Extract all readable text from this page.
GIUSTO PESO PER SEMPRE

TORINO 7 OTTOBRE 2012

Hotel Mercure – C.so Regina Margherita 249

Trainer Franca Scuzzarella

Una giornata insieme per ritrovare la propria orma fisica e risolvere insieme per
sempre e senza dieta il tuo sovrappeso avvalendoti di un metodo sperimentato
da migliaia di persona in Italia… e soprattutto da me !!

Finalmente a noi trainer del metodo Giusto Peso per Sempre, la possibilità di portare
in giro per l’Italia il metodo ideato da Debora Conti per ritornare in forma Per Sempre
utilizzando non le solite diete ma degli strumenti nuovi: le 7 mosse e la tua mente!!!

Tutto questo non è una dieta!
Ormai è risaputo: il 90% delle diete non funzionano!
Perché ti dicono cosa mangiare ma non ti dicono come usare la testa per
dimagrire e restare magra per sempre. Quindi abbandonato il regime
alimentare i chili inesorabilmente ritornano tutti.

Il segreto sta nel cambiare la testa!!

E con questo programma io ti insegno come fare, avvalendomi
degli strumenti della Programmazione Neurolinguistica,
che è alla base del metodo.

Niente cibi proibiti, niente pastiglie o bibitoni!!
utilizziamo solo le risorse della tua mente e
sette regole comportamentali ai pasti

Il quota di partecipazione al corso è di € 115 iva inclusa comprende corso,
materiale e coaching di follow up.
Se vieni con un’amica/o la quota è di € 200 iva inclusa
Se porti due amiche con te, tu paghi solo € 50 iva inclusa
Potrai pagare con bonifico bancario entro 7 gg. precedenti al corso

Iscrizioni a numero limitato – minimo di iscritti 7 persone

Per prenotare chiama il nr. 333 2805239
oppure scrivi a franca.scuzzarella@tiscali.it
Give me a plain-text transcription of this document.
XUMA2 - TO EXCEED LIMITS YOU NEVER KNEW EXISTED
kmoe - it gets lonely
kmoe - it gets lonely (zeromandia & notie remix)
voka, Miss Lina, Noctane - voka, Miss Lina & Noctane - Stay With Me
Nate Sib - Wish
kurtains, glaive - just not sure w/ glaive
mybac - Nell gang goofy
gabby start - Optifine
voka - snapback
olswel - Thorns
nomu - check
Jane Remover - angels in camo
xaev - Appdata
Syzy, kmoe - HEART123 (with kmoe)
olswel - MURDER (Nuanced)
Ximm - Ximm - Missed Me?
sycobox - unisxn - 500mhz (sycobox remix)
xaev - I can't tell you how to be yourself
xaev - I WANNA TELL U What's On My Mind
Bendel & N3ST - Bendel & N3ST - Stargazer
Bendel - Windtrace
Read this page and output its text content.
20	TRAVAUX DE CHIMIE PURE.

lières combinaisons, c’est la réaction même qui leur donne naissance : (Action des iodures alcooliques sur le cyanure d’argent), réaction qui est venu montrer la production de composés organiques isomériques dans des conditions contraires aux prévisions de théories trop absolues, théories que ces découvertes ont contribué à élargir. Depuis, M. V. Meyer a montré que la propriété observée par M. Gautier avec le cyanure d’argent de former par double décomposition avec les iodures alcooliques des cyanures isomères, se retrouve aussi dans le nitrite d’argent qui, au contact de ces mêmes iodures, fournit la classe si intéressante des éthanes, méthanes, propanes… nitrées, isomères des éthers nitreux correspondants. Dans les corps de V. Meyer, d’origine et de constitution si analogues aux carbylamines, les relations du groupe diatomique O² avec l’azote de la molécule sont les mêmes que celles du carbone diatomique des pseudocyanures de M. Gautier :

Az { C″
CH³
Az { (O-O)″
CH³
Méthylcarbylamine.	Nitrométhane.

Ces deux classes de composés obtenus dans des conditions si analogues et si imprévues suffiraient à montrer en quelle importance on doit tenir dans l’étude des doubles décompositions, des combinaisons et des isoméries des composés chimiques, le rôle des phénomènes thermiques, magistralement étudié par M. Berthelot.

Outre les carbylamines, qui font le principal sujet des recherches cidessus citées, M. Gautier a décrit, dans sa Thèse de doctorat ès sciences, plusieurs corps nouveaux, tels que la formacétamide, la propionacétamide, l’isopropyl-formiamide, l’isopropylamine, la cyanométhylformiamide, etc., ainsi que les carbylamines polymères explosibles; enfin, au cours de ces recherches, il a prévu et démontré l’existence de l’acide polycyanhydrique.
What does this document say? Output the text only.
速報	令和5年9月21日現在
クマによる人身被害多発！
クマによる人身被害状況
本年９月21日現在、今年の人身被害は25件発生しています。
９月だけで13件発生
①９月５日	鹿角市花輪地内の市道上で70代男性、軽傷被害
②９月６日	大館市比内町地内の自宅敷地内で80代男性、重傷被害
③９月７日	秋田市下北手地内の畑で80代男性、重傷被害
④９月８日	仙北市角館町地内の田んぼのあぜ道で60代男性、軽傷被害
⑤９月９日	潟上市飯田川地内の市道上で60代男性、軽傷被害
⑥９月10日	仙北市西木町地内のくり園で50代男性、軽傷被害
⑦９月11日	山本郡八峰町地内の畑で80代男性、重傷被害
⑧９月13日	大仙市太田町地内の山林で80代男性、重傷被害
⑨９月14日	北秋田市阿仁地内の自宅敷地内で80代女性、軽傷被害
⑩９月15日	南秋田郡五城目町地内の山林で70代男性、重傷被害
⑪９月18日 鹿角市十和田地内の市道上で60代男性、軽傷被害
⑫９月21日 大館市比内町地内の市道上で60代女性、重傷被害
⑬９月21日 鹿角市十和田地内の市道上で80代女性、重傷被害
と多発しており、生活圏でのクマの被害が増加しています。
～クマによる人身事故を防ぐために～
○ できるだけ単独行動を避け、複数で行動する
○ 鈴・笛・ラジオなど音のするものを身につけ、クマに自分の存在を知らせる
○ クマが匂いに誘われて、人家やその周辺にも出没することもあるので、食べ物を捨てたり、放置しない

__Objective__: Check each line of the records above for the string "remix", and report every line that has it.

__Response below__:
kmoe - it gets lonely (zeromandia & notie remix)
sycobox - unisxn - 500mhz (sycobox remix)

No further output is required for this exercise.